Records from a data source

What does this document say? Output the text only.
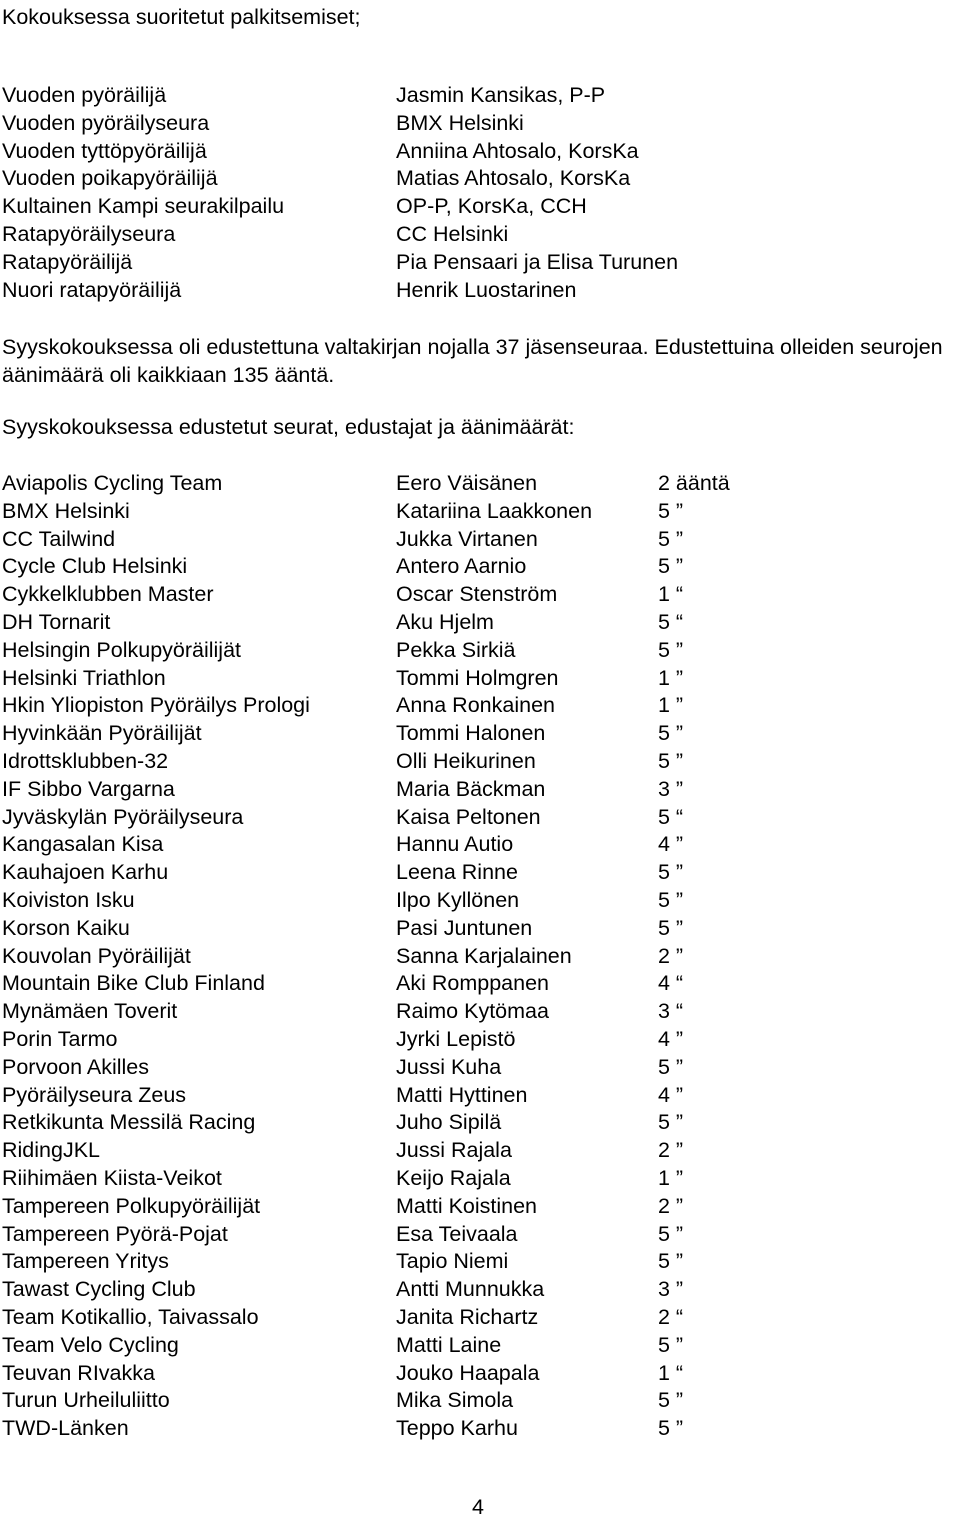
Kokouksessa suoritetut palkitsemiset;
Vuoden pyöräilijä	Jasmin Kansikas, P-P
Vuoden pyöräilyseura	BMX Helsinki
Vuoden tyttöpyöräilijä	Anniina Ahtosalo, KorsKa
Vuoden poikapyöräilijä	Matias Ahtosalo, KorsKa
Kultainen Kampi seurakilpailu	OP-P, KorsKa, CCH
Ratapyöräilyseura	CC Helsinki
Ratapyöräilijä	Pia Pensaari ja Elisa Turunen
Nuori ratapyöräilijä	Henrik Luostarinen
Syyskokouksessa oli edustettuna valtakirjan nojalla 37 jäsenseuraa. Edustettuina olleiden seurojen äänimäärä oli kaikkiaan 135 ääntä.
Syyskokouksessa edustetut seurat, edustajat ja äänimäärät:
Aviapolis Cycling Team	Eero Väisänen	2 ääntä
BMX Helsinki	Katariina Laakkonen	5 ”
CC Tailwind	Jukka Virtanen	5 ”
Cycle Club Helsinki	Antero Aarnio	5 ”
Cykkelklubben Master	Oscar Stenström	1 “
DH Tornarit	Aku Hjelm	5 “
Helsingin Polkupyöräilijät	Pekka Sirkiä	5 ”
Helsinki Triathlon	Tommi Holmgren	1 ”
Hkin Yliopiston Pyöräilys Prologi	Anna Ronkainen	1 ”
Hyvinkään Pyöräilijät	Tommi Halonen	5 ”
Idrottsklubben-32	Olli Heikurinen	5 ”
IF Sibbo Vargarna	Maria Bäckman	3 ”
Jyväskylän Pyöräilyseura	Kaisa Peltonen	5 “
Kangasalan Kisa	Hannu Autio	4 ”
Kauhajoen Karhu	Leena Rinne	5 ”
Koiviston Isku	Ilpo Kyllönen	5 ”
Korson Kaiku	Pasi Juntunen	5 ”
Kouvolan Pyöräilijät	Sanna Karjalainen	2 ”
Mountain Bike Club Finland	Aki Romppanen	4 “
Mynämäen Toverit	Raimo Kytömaa	3 “
Porin Tarmo	Jyrki Lepistö	4 ”
Porvoon Akilles	Jussi Kuha	5 ”
Pyöräilyseura Zeus	Matti Hyttinen	4 ”
Retkikunta Messilä Racing	Juho Sipilä	5 ”
RidingJKL	Jussi Rajala	2 ”
Riihimäen Kiista-Veikot	Keijo Rajala	1 ”
Tampereen Polkupyöräilijät	Matti Koistinen	2 ”
Tampereen Pyörä-Pojat	Esa Teivaala	5 ”
Tampereen Yritys	Tapio Niemi	5 ”
Tawast Cycling Club	Antti Munnukka	3 ”
Team Kotikallio, Taivassalo	Janita Richartz	2 “
Team Velo Cycling	Matti Laine	5 ”
Teuvan RIvakka	Jouko Haapala	1 “
Turun Urheiluliitto	Mika Simola	5 ”
TWD-Länken	Teppo Karhu	5 ”
4
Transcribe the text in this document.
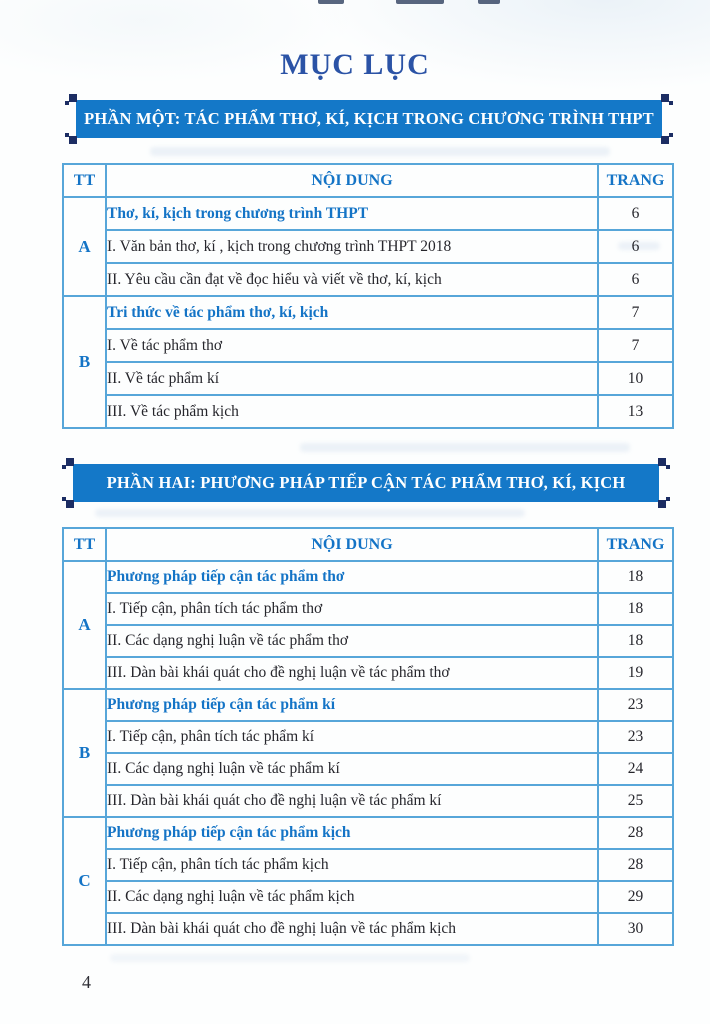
MỤC LỤC
PHẦN MỘT: TÁC PHẨM THƠ, KÍ, KỊCH TRONG CHƯƠNG TRÌNH THPT
TT	NỘI DUNG	TRANG
A	Thơ, kí, kịch trong chương trình THPT	6
	I. Văn bản thơ, kí , kịch trong chương trình THPT 2018	6
	II. Yêu cầu cần đạt về đọc hiểu và viết về thơ, kí, kịch	6
B	Tri thức về tác phẩm thơ, kí, kịch	7
	I. Về tác phẩm thơ	7
	II. Về tác phẩm kí	10
	III. Về tác phẩm kịch	13
PHẦN HAI: PHƯƠNG PHÁP TIẾP CẬN TÁC PHẨM THƠ, KÍ, KỊCH
TT	NỘI DUNG	TRANG
A	Phương pháp tiếp cận tác phẩm thơ	18
	I. Tiếp cận, phân tích tác phẩm thơ	18
	II. Các dạng nghị luận về tác phẩm thơ	18
	III. Dàn bài khái quát cho đề nghị luận về tác phẩm thơ	19
B	Phương pháp tiếp cận tác phẩm kí	23
	I. Tiếp cận, phân tích tác phẩm kí	23
	II. Các dạng nghị luận về tác phẩm kí	24
	III. Dàn bài khái quát cho đề nghị luận về tác phẩm kí	25
C	Phương pháp tiếp cận tác phẩm kịch	28
	I. Tiếp cận, phân tích tác phẩm kịch	28
	II. Các dạng nghị luận về tác phẩm kịch	29
	III. Dàn bài khái quát cho đề nghị luận về tác phẩm kịch	30
4
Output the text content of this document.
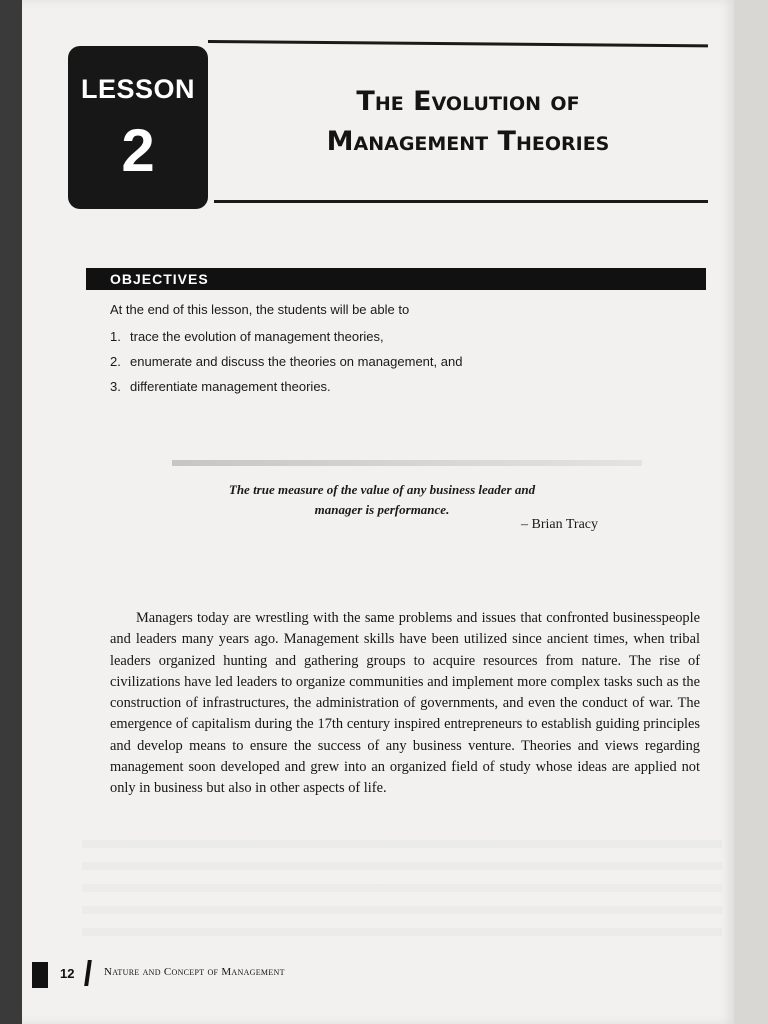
LESSON
2
The Evolution of
Management Theories
OBJECTIVES
At the end of this lesson, the students will be able to
1. trace the evolution of management theories,
2. enumerate and discuss the theories on management, and
3. differentiate management theories.
The true measure of the value of any business leader and
manager is performance.
– Brian Tracy
Managers today are wrestling with the same problems and issues that confronted businesspeople and leaders many years ago. Management skills have been utilized since ancient times, when tribal leaders organized hunting and gathering groups to acquire resources from nature. The rise of civilizations have led leaders to organize communities and implement more complex tasks such as the construction of infrastructures, the administration of governments, and even the conduct of war. The emergence of capitalism during the 17th century inspired entrepreneurs to establish guiding principles and develop means to ensure the success of any business venture. Theories and views regarding management soon developed and grew into an organized field of study whose ideas are applied not only in business but also in other aspects of life.
12	Nature and Concept of Management
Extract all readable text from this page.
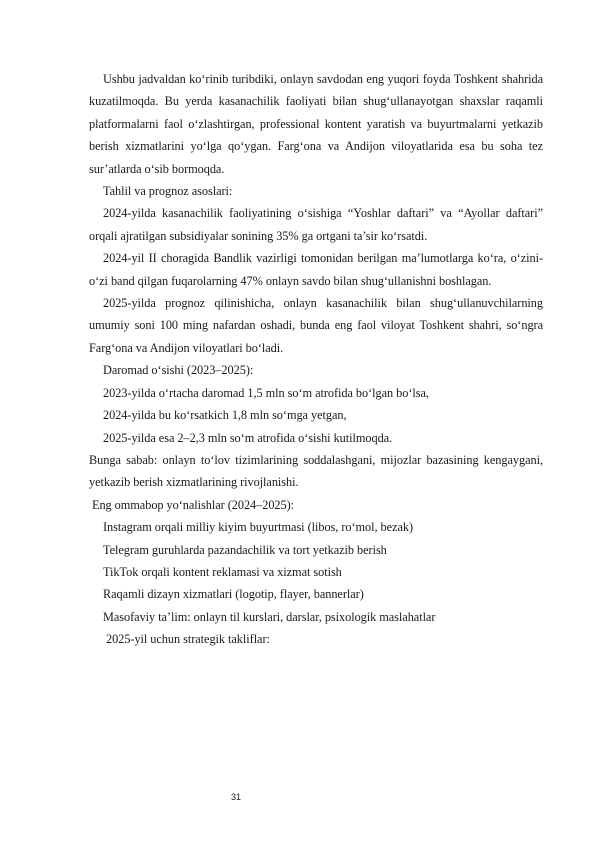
Ushbu jadvaldan ko‘rinib turibdiki, onlayn savdodan eng yuqori foyda Toshkent shahrida kuzatilmoqda. Bu yerda kasanachilik faoliyati bilan shug‘ullanayotgan shaxslar raqamli platformalarni faol o‘zlashtirgan, professional kontent yaratish va buyurtmalarni yetkazib berish xizmatlarini yo‘lga qo‘ygan. Farg‘ona va Andijon viloyatlarida esa bu soha tez sur’atlarda o‘sib bormoqda.

Tahlil va prognoz asoslari:

2024-yilda kasanachilik faoliyatining o‘sishiga “Yoshlar daftari” va “Ayollar daftari” orqali ajratilgan subsidiyalar sonining 35% ga ortgani ta’sir ko‘rsatdi.

2024-yil II choragida Bandlik vazirligi tomonidan berilgan ma’lumotlarga ko‘ra, o‘zini-o‘zi band qilgan fuqarolarning 47% onlayn savdo bilan shug‘ullanishni boshlagan.

2025-yilda prognoz qilinishicha, onlayn kasanachilik bilan shug‘ullanuvchilarning umumiy soni 100 ming nafardan oshadi, bunda eng faol viloyat Toshkent shahri, so‘ngra Farg‘ona va Andijon viloyatlari bo‘ladi.

Daromad o‘sishi (2023–2025):

2023-yilda o‘rtacha daromad 1,5 mln so‘m atrofida bo‘lgan bo‘lsa,

2024-yilda bu ko‘rsatkich 1,8 mln so‘mga yetgan,

2025-yilda esa 2–2,3 mln so‘m atrofida o‘sishi kutilmoqda.

Bunga sabab: onlayn to‘lov tizimlarining soddalashgani, mijozlar bazasining kengaygani, yetkazib berish xizmatlarining rivojlanishi.

Eng ommabop yo‘nalishlar (2024–2025):

Instagram orqali milliy kiyim buyurtmasi (libos, ro‘mol, bezak)

Telegram guruhlarda pazandachilik va tort yetkazib berish

TikTok orqali kontent reklamasi va xizmat sotish

Raqamli dizayn xizmatlari (logotip, flayer, bannerlar)

Masofaviy ta’lim: onlayn til kurslari, darslar, psixologik maslahatlar

2025-yil uchun strategik takliflar:

31
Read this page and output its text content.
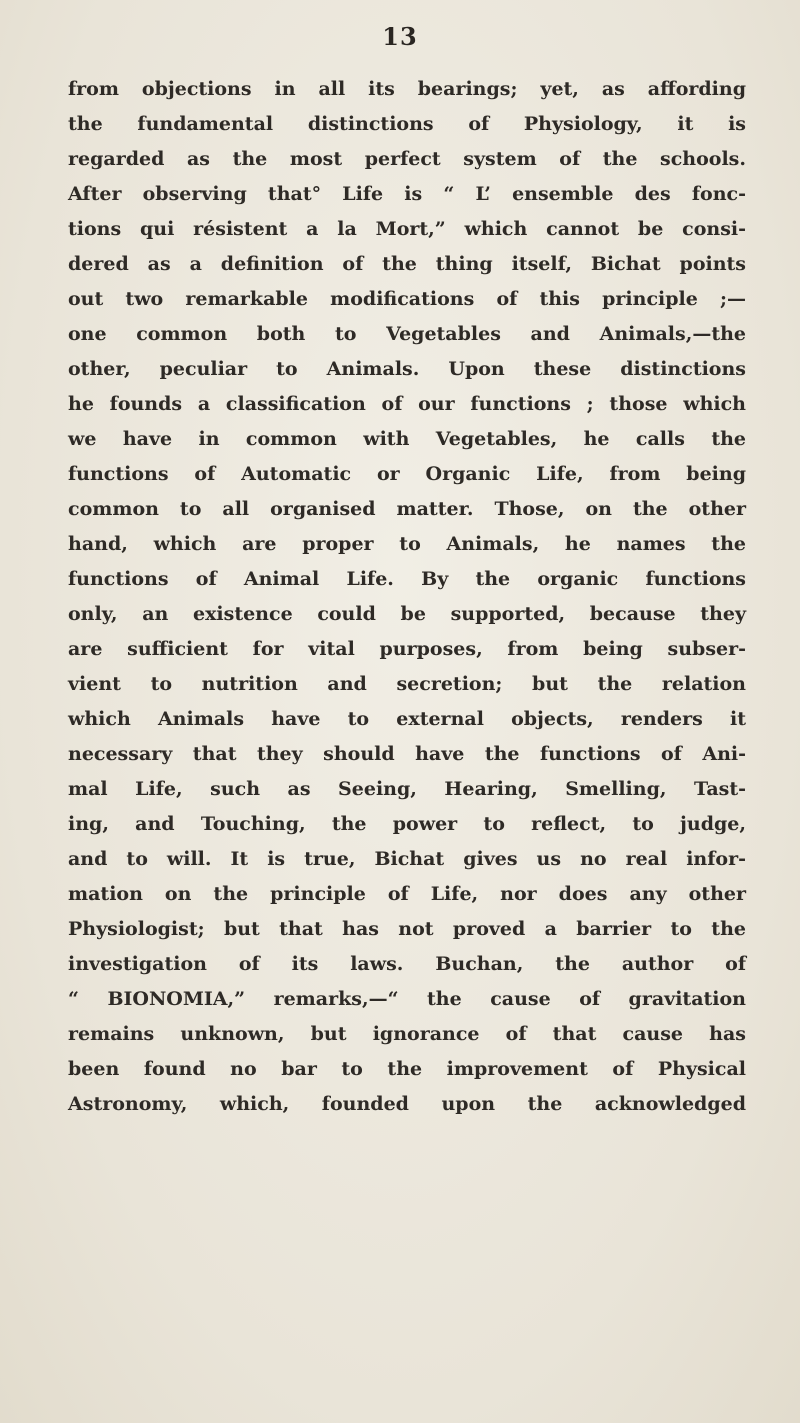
13
from objections in all its bearings; yet, as affording
the fundamental distinctions of Physiology, it is
regarded as the most perfect system of the schools.
After observing that° Life is “ L’ ensemble des fonc-
tions qui résistent a la Mort,” which cannot be consi-
dered as a definition of the thing itself, Bichat points
out two remarkable modifications of this principle ;—
one common both to Vegetables and Animals,—the
other, peculiar to Animals. Upon these distinctions
he founds a classification of our functions ; those which
we have in common with Vegetables, he calls the
functions of Automatic or Organic Life, from being
common to all organised matter. Those, on the other
hand, which are proper to Animals, he names the
functions of Animal Life. By the organic functions
only, an existence could be supported, because they
are sufficient for vital purposes, from being subser-
vient to nutrition and secretion; but the relation
which Animals have to external objects, renders it
necessary that they should have the functions of Ani-
mal Life, such as Seeing, Hearing, Smelling, Tast-
ing, and Touching, the power to reflect, to judge,
and to will. It is true, Bichat gives us no real infor-
mation on the principle of Life, nor does any other
Physiologist; but that has not proved a barrier to the
investigation of its laws. Buchan, the author of
“ BIONOMIA,” remarks,—“ the cause of gravitation
remains unknown, but ignorance of that cause has
been found no bar to the improvement of Physical
Astronomy, which, founded upon the acknowledged
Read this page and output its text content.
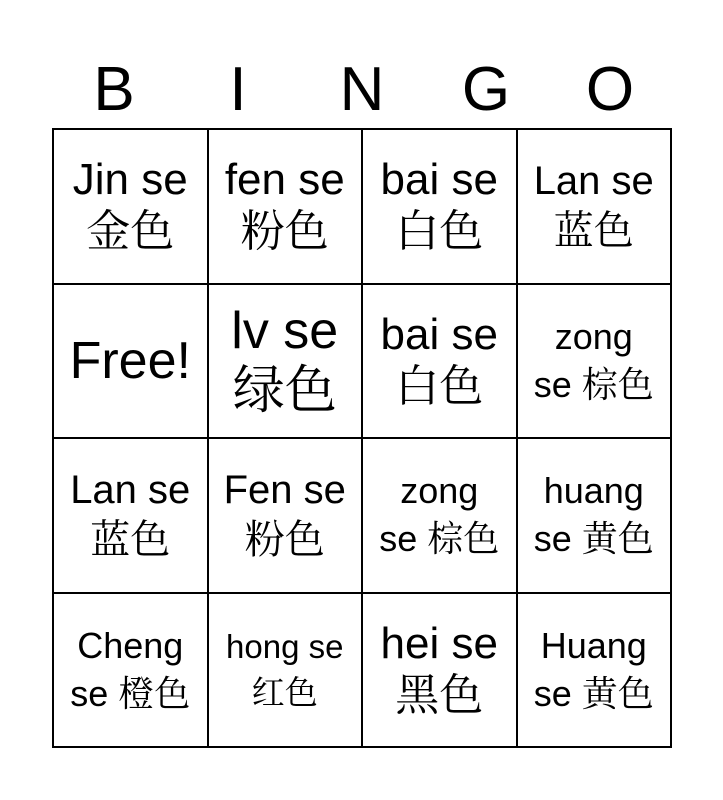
B	I	N	G	O
Jin se
金色
fen se
粉色
bai se
白色
Lan se
蓝色
Free!
lv se
绿色
bai se
白色
zong
se 棕色
Lan se
蓝色
Fen se
粉色
zong
se 棕色
huang
se 黄色
Cheng
se 橙色
hong se
红色
hei se
黑色
Huang
se 黄色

> **Exercise prompt**: Extract every line containing the string "Cycling" from the data above.

> **Expected answer**:
Aviapolis Cycling Team	Eero Väisänen	2 ääntä
Tawast Cycling Club	Antti Munnukka	3 ”
Team Velo Cycling	Matti Laine	5 ”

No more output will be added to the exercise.